══ Provided data

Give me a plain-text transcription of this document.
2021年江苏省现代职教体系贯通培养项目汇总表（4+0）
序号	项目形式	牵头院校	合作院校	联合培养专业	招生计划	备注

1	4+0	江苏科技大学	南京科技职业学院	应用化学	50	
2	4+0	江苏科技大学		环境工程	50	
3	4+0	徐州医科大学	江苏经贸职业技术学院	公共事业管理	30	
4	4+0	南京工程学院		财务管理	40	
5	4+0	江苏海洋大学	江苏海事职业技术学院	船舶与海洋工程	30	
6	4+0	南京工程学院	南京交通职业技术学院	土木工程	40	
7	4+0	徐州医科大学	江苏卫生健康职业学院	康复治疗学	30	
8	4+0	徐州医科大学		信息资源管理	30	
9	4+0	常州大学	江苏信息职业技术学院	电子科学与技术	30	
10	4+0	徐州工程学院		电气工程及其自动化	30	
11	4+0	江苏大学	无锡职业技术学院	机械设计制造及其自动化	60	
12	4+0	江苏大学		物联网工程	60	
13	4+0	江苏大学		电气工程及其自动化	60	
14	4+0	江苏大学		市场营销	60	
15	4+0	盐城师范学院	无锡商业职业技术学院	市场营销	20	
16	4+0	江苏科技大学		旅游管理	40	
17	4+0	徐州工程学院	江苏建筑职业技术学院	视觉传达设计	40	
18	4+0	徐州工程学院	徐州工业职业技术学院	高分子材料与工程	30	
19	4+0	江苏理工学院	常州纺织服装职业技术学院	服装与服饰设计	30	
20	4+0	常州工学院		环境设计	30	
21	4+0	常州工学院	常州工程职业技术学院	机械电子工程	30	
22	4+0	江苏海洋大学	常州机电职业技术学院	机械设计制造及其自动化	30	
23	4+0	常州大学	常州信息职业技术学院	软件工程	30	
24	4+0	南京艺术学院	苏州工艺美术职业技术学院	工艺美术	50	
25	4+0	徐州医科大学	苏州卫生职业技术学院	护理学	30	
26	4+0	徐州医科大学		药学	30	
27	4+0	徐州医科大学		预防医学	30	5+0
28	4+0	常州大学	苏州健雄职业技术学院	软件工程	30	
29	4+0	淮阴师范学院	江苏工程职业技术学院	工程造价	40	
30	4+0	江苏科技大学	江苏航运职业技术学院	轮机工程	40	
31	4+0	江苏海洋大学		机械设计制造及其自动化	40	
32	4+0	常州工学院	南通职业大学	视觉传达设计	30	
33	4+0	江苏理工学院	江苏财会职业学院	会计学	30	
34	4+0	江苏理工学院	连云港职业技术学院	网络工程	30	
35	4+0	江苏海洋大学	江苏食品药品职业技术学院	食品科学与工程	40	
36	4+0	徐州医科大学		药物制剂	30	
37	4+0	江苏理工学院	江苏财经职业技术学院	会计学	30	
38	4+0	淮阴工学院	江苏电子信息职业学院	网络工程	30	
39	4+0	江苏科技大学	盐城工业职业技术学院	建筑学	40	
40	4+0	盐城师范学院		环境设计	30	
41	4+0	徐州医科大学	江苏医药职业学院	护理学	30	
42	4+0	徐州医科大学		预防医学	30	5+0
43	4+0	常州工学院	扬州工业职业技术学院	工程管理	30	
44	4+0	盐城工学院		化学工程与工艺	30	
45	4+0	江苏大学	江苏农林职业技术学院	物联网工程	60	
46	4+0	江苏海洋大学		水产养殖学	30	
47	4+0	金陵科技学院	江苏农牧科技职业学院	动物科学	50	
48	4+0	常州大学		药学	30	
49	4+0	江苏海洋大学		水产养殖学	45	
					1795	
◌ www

════

Write out the full listing exactly as given.

Written answer =
Give me a plain-text transcription of this document.
2021年江苏省现代职教体系贯通培养项目汇总表（4+0）
序号	项目形式	牵头院校	合作院校	联合培养专业	招生计划	备注

1	4+0	江苏科技大学	南京科技职业学院	应用化学	50	
2	4+0	江苏科技大学		环境工程	50	
3	4+0	徐州医科大学	江苏经贸职业技术学院	公共事业管理	30	
4	4+0	南京工程学院		财务管理	40	
5	4+0	江苏海洋大学	江苏海事职业技术学院	船舶与海洋工程	30	
6	4+0	南京工程学院	南京交通职业技术学院	土木工程	40	
7	4+0	徐州医科大学	江苏卫生健康职业学院	康复治疗学	30	
8	4+0	徐州医科大学		信息资源管理	30	
9	4+0	常州大学	江苏信息职业技术学院	电子科学与技术	30	
10	4+0	徐州工程学院		电气工程及其自动化	30	
11	4+0	江苏大学	无锡职业技术学院	机械设计制造及其自动化	60	
12	4+0	江苏大学		物联网工程	60	
13	4+0	江苏大学		电气工程及其自动化	60	
14	4+0	江苏大学		市场营销	60	
15	4+0	盐城师范学院	无锡商业职业技术学院	市场营销	20	
16	4+0	江苏科技大学		旅游管理	40	
17	4+0	徐州工程学院	江苏建筑职业技术学院	视觉传达设计	40	
18	4+0	徐州工程学院	徐州工业职业技术学院	高分子材料与工程	30	
19	4+0	江苏理工学院	常州纺织服装职业技术学院	服装与服饰设计	30	
20	4+0	常州工学院		环境设计	30	
21	4+0	常州工学院	常州工程职业技术学院	机械电子工程	30	
22	4+0	江苏海洋大学	常州机电职业技术学院	机械设计制造及其自动化	30	
23	4+0	常州大学	常州信息职业技术学院	软件工程	30	
24	4+0	南京艺术学院	苏州工艺美术职业技术学院	工艺美术	50	
25	4+0	徐州医科大学	苏州卫生职业技术学院	护理学	30	
26	4+0	徐州医科大学		药学	30	
27	4+0	徐州医科大学		预防医学	30	5+0
28	4+0	常州大学	苏州健雄职业技术学院	软件工程	30	
29	4+0	淮阴师范学院	江苏工程职业技术学院	工程造价	40	
30	4+0	江苏科技大学	江苏航运职业技术学院	轮机工程	40	
31	4+0	江苏海洋大学		机械设计制造及其自动化	40	
32	4+0	常州工学院	南通职业大学	视觉传达设计	30	
33	4+0	江苏理工学院	江苏财会职业学院	会计学	30	
34	4+0	江苏理工学院	连云港职业技术学院	网络工程	30	
35	4+0	江苏海洋大学	江苏食品药品职业技术学院	食品科学与工程	40	
36	4+0	徐州医科大学		药物制剂	30	
37	4+0	江苏理工学院	江苏财经职业技术学院	会计学	30	
38	4+0	淮阴工学院	江苏电子信息职业学院	网络工程	30	
39	4+0	江苏科技大学	盐城工业职业技术学院	建筑学	40	
40	4+0	盐城师范学院		环境设计	30	
41	4+0	徐州医科大学	江苏医药职业学院	护理学	30	
42	4+0	徐州医科大学		预防医学	30	5+0
43	4+0	常州工学院	扬州工业职业技术学院	工程管理	30	
44	4+0	盐城工学院		化学工程与工艺	30	
45	4+0	江苏大学	江苏农林职业技术学院	物联网工程	60	
46	4+0	江苏海洋大学		水产养殖学	30	
47	4+0	金陵科技学院	江苏农牧科技职业学院	动物科学	50	
48	4+0	常州大学		药学	30	
49	4+0	江苏海洋大学		水产养殖学	45	
					1795	
◌ www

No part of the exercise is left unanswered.